===== MATERIAL SHOWN =====

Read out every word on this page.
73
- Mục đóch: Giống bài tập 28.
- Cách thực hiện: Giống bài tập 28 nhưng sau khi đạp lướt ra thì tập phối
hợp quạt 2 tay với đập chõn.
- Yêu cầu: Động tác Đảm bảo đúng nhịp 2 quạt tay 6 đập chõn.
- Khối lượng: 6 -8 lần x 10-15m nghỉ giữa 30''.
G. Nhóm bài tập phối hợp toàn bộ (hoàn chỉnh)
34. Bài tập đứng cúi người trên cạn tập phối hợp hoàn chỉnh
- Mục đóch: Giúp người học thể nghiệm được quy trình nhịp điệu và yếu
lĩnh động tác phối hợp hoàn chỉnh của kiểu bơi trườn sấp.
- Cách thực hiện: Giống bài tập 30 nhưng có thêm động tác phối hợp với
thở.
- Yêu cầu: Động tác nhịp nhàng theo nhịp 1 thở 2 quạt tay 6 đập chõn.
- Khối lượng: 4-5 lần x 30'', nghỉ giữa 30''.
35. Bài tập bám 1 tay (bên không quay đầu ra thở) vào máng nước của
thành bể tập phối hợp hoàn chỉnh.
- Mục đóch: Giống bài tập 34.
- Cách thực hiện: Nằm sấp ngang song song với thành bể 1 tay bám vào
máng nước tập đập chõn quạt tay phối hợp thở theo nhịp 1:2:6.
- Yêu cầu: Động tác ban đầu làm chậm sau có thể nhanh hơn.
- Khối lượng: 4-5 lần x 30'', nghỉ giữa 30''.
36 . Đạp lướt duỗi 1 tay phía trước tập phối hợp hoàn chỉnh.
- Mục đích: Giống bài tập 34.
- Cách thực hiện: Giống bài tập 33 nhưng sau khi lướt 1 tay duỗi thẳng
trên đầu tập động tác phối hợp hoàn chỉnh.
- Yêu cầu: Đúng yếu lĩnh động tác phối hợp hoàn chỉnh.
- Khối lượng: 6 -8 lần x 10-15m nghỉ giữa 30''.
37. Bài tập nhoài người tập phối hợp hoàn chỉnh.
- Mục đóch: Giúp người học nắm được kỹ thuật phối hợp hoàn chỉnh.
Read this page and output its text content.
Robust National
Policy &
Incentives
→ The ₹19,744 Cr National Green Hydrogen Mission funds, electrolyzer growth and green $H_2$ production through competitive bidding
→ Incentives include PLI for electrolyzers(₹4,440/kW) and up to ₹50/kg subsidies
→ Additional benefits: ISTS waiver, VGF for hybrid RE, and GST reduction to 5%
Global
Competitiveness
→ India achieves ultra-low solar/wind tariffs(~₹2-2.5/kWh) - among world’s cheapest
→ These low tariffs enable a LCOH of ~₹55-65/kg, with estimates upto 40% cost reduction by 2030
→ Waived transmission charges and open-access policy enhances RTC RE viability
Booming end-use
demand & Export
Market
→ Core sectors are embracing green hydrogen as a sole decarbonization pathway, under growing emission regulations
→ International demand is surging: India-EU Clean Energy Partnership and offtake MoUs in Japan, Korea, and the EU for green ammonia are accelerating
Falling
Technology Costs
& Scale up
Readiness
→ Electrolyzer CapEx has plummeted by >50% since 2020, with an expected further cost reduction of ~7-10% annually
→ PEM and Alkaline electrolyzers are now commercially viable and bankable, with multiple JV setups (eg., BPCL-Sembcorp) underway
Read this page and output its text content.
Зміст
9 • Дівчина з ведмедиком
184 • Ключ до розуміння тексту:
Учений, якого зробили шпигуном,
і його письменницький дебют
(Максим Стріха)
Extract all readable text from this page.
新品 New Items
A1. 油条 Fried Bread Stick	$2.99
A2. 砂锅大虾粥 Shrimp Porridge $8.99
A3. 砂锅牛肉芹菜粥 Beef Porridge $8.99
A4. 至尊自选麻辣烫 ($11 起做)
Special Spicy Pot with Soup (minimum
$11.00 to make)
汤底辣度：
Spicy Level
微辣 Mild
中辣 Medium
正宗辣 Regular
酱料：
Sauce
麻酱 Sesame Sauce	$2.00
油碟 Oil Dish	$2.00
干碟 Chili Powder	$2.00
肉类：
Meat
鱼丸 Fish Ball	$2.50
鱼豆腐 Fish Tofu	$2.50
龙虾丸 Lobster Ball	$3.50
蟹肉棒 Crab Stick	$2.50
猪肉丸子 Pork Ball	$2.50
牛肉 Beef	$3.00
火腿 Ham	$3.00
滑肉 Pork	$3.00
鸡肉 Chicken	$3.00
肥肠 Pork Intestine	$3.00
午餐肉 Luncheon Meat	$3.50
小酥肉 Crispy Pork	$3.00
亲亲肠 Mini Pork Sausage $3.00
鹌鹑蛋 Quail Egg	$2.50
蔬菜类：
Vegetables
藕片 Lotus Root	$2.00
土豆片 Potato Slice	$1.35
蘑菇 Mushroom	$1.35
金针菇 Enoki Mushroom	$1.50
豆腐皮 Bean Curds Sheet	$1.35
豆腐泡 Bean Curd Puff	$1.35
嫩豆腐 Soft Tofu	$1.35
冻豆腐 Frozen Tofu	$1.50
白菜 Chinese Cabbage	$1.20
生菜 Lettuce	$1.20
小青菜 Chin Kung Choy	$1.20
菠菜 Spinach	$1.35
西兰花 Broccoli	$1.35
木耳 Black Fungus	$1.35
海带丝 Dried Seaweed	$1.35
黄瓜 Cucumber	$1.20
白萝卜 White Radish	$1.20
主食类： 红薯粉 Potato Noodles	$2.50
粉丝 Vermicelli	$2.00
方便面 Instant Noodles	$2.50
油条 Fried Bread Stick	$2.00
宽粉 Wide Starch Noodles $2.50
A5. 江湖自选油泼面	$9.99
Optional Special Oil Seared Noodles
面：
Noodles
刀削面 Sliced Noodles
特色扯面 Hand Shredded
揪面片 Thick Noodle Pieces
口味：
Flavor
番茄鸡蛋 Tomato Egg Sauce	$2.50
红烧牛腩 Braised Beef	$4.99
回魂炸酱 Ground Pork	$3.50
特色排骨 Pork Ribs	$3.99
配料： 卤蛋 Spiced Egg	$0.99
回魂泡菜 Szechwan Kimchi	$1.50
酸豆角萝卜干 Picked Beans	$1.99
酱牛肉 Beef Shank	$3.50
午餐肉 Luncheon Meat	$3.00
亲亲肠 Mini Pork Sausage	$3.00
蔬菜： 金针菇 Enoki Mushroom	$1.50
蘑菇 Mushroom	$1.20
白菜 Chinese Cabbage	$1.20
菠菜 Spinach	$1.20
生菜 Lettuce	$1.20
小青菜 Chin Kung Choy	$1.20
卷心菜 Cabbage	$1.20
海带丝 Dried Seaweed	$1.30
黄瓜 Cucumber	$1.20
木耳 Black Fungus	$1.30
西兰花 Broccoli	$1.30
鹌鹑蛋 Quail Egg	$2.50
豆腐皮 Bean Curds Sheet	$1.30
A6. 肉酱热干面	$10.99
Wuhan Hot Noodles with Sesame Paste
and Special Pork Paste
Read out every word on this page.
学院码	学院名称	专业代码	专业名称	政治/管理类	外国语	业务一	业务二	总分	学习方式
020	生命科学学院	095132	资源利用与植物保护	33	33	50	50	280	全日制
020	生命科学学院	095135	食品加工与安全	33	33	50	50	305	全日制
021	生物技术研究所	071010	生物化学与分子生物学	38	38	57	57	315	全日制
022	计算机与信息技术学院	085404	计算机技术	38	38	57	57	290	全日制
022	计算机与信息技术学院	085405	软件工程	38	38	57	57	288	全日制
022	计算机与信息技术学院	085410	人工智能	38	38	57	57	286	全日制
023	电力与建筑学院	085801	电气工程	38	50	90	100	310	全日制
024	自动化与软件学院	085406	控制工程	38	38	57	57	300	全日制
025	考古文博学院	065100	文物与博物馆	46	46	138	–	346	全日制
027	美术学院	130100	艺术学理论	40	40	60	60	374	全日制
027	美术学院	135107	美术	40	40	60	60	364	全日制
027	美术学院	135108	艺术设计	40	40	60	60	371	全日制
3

=====

* **GIVEN EXERCISE**
Gather up every line from the listing above in which the word "chõn" occurs.

* **CORRECT OUTPUT**
hợp quạt 2 tay với đập chõn.
- Yêu cầu: Động tác Đảm bảo đúng nhịp 2 quạt tay 6 đập chõn.
- Yêu cầu: Động tác nhịp nhàng theo nhịp 1 thở 2 quạt tay 6 đập chõn.
máng nước tập đập chõn quạt tay phối hợp thở theo nhịp 1:2:6.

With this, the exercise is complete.